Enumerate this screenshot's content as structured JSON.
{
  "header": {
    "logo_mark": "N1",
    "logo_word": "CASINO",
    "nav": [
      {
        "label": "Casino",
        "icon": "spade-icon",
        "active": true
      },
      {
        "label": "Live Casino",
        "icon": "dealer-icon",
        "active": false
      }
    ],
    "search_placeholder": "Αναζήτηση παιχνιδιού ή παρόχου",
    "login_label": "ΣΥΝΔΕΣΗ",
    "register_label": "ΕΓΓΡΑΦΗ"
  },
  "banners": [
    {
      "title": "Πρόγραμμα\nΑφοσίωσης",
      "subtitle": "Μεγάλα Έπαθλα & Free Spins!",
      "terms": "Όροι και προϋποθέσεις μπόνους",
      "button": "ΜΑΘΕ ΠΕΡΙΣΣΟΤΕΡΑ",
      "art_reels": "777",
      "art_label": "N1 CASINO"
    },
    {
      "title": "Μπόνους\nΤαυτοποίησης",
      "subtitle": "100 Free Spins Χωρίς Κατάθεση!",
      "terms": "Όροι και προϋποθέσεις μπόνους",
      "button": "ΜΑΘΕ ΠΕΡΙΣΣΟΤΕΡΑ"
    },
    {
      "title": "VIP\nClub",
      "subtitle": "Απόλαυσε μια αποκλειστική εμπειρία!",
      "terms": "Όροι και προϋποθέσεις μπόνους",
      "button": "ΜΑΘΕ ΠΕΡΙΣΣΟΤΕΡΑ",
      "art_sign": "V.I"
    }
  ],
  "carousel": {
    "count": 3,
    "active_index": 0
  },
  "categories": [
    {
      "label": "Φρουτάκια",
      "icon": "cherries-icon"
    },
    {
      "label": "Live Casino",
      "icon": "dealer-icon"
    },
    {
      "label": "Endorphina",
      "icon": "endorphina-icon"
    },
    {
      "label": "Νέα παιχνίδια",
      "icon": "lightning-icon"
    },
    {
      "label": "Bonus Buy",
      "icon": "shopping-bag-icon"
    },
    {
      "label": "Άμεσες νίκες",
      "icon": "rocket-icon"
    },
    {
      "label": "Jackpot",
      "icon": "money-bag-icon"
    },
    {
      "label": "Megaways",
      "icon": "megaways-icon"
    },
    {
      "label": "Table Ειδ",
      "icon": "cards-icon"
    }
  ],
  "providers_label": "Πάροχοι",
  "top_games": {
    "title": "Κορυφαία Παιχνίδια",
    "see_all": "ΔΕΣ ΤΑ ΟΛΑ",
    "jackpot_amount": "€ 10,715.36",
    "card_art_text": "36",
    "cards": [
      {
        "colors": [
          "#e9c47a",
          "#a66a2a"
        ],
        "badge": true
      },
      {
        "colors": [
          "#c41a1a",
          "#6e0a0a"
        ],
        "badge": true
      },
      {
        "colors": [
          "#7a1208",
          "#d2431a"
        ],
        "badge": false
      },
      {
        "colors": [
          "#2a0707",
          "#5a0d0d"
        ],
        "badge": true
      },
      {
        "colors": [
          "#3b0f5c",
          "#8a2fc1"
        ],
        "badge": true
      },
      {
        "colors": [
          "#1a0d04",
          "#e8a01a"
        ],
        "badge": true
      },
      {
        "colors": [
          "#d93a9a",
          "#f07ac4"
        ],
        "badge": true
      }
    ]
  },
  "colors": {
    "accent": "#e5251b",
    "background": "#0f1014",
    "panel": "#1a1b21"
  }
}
---
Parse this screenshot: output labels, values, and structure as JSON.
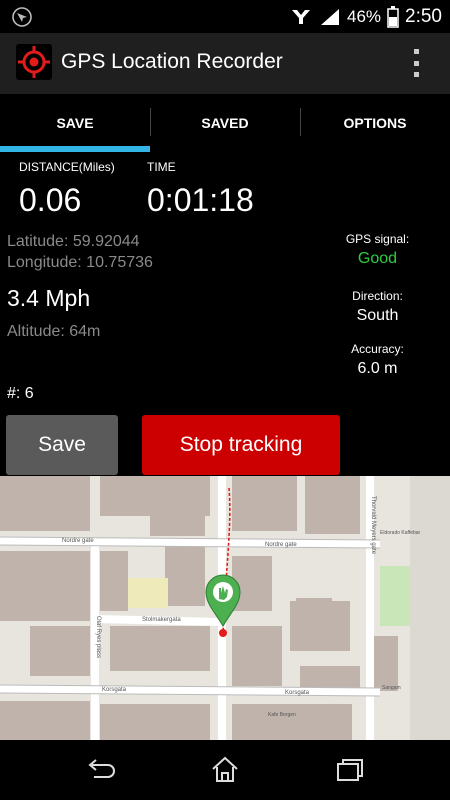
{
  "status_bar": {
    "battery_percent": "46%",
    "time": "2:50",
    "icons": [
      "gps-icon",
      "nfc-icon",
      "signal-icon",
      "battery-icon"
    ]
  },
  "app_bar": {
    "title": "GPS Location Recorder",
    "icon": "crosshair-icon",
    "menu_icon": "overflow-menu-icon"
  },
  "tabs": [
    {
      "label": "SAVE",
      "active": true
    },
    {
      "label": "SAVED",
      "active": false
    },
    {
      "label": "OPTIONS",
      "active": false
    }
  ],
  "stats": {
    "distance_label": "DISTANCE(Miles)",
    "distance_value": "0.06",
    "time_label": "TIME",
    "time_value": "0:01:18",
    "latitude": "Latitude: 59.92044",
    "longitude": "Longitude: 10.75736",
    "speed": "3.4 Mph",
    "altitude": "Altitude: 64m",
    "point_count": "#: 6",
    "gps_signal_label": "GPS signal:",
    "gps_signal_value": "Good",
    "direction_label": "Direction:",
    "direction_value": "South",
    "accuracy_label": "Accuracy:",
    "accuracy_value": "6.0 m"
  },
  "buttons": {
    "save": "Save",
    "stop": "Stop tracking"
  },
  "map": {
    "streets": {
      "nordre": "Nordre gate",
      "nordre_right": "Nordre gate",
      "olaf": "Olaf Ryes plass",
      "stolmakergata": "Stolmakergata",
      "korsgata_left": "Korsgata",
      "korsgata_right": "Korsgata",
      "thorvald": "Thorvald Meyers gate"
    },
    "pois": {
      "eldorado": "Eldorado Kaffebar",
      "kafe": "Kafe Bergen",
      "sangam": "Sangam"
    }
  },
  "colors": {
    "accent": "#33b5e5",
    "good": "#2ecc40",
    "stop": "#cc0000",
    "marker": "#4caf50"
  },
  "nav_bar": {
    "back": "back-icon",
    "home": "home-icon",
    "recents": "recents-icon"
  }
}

== Task requirements ==
Of all the lines above, how many contain the word "screenshot"? Answer with only the number.

== Output of the exercise ==
2